Direction:
Copy every record below exactly as written, but leave out the pictures.

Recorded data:
---------------
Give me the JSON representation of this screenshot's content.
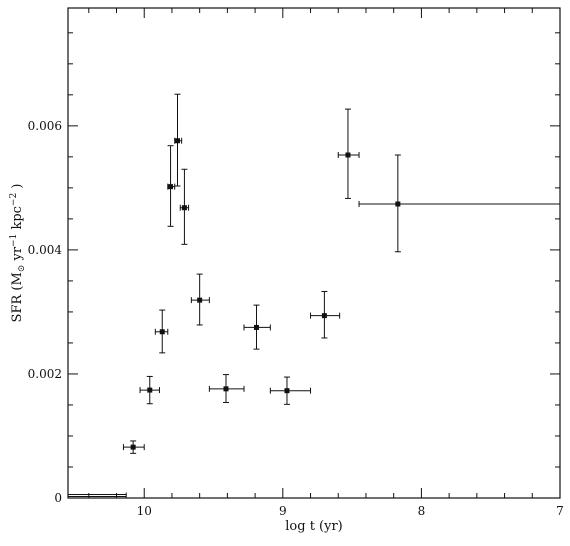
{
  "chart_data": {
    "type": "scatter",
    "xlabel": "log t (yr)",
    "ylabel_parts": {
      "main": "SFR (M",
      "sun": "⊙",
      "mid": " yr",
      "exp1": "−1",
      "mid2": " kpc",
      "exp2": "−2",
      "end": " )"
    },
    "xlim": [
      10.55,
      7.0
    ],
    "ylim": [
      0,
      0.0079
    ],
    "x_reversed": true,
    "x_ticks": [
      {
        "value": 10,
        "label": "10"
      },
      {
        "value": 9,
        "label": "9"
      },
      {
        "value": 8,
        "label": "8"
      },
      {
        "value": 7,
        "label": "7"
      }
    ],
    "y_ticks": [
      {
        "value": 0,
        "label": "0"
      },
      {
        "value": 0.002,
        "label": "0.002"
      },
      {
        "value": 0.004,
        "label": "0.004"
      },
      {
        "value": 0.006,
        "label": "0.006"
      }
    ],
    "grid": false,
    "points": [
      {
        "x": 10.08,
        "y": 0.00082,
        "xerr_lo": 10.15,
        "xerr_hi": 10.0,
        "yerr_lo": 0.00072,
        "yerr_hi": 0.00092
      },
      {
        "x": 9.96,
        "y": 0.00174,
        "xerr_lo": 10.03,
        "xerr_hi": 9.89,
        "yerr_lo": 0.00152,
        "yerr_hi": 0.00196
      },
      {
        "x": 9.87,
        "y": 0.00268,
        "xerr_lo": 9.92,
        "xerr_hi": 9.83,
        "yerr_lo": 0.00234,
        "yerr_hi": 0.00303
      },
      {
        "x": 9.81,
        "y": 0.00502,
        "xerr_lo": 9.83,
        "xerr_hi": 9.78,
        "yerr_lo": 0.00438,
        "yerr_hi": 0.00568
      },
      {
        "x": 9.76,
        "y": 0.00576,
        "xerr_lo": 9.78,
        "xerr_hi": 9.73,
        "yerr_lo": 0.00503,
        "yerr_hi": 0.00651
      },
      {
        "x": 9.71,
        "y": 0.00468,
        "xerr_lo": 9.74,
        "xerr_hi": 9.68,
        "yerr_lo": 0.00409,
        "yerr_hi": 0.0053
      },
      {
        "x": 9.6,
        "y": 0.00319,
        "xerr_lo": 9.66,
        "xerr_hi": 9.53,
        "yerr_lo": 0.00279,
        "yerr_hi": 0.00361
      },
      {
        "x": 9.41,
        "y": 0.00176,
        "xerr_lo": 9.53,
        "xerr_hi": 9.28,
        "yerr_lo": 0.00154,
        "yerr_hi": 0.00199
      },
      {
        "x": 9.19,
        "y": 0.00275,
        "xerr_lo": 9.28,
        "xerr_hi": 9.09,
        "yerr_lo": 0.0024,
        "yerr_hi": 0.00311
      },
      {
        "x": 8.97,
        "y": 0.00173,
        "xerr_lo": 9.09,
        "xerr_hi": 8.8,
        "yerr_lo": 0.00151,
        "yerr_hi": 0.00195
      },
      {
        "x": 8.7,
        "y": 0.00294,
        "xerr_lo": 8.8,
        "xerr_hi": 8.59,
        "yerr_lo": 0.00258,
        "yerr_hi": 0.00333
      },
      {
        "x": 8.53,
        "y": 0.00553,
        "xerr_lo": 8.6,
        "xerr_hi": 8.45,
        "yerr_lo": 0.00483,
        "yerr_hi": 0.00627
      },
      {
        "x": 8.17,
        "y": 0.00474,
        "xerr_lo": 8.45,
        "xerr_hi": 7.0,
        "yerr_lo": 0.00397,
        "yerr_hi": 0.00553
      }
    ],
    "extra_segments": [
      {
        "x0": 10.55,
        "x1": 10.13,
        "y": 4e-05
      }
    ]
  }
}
---------------
The answer:
Give me the JSON representation of this screenshot's content.
{
  "chart_data": {
    "type": "scatter",
    "xlabel": "log t (yr)",
    "ylabel_parts": {
      "main": "SFR (M",
      "sun": "⊙",
      "mid": " yr",
      "exp1": "−1",
      "mid2": " kpc",
      "exp2": "−2",
      "end": " )"
    },
    "xlim": [
      10.55,
      7.0
    ],
    "ylim": [
      0,
      0.0079
    ],
    "x_reversed": true,
    "x_ticks": [
      {
        "value": 10,
        "label": "10"
      },
      {
        "value": 9,
        "label": "9"
      },
      {
        "value": 8,
        "label": "8"
      },
      {
        "value": 7,
        "label": "7"
      }
    ],
    "y_ticks": [
      {
        "value": 0,
        "label": "0"
      },
      {
        "value": 0.002,
        "label": "0.002"
      },
      {
        "value": 0.004,
        "label": "0.004"
      },
      {
        "value": 0.006,
        "label": "0.006"
      }
    ],
    "grid": false,
    "points": [
      {
        "x": 10.08,
        "y": 0.00082,
        "xerr_lo": 10.15,
        "xerr_hi": 10.0,
        "yerr_lo": 0.00072,
        "yerr_hi": 0.00092
      },
      {
        "x": 9.96,
        "y": 0.00174,
        "xerr_lo": 10.03,
        "xerr_hi": 9.89,
        "yerr_lo": 0.00152,
        "yerr_hi": 0.00196
      },
      {
        "x": 9.87,
        "y": 0.00268,
        "xerr_lo": 9.92,
        "xerr_hi": 9.83,
        "yerr_lo": 0.00234,
        "yerr_hi": 0.00303
      },
      {
        "x": 9.81,
        "y": 0.00502,
        "xerr_lo": 9.83,
        "xerr_hi": 9.78,
        "yerr_lo": 0.00438,
        "yerr_hi": 0.00568
      },
      {
        "x": 9.76,
        "y": 0.00576,
        "xerr_lo": 9.78,
        "xerr_hi": 9.73,
        "yerr_lo": 0.00503,
        "yerr_hi": 0.00651
      },
      {
        "x": 9.71,
        "y": 0.00468,
        "xerr_lo": 9.74,
        "xerr_hi": 9.68,
        "yerr_lo": 0.00409,
        "yerr_hi": 0.0053
      },
      {
        "x": 9.6,
        "y": 0.00319,
        "xerr_lo": 9.66,
        "xerr_hi": 9.53,
        "yerr_lo": 0.00279,
        "yerr_hi": 0.00361
      },
      {
        "x": 9.41,
        "y": 0.00176,
        "xerr_lo": 9.53,
        "xerr_hi": 9.28,
        "yerr_lo": 0.00154,
        "yerr_hi": 0.00199
      },
      {
        "x": 9.19,
        "y": 0.00275,
        "xerr_lo": 9.28,
        "xerr_hi": 9.09,
        "yerr_lo": 0.0024,
        "yerr_hi": 0.00311
      },
      {
        "x": 8.97,
        "y": 0.00173,
        "xerr_lo": 9.09,
        "xerr_hi": 8.8,
        "yerr_lo": 0.00151,
        "yerr_hi": 0.00195
      },
      {
        "x": 8.7,
        "y": 0.00294,
        "xerr_lo": 8.8,
        "xerr_hi": 8.59,
        "yerr_lo": 0.00258,
        "yerr_hi": 0.00333
      },
      {
        "x": 8.53,
        "y": 0.00553,
        "xerr_lo": 8.6,
        "xerr_hi": 8.45,
        "yerr_lo": 0.00483,
        "yerr_hi": 0.00627
      },
      {
        "x": 8.17,
        "y": 0.00474,
        "xerr_lo": 8.45,
        "xerr_hi": 7.0,
        "yerr_lo": 0.00397,
        "yerr_hi": 0.00553
      }
    ],
    "extra_segments": [
      {
        "x0": 10.55,
        "x1": 10.13,
        "y": 4e-05
      }
    ]
  }
}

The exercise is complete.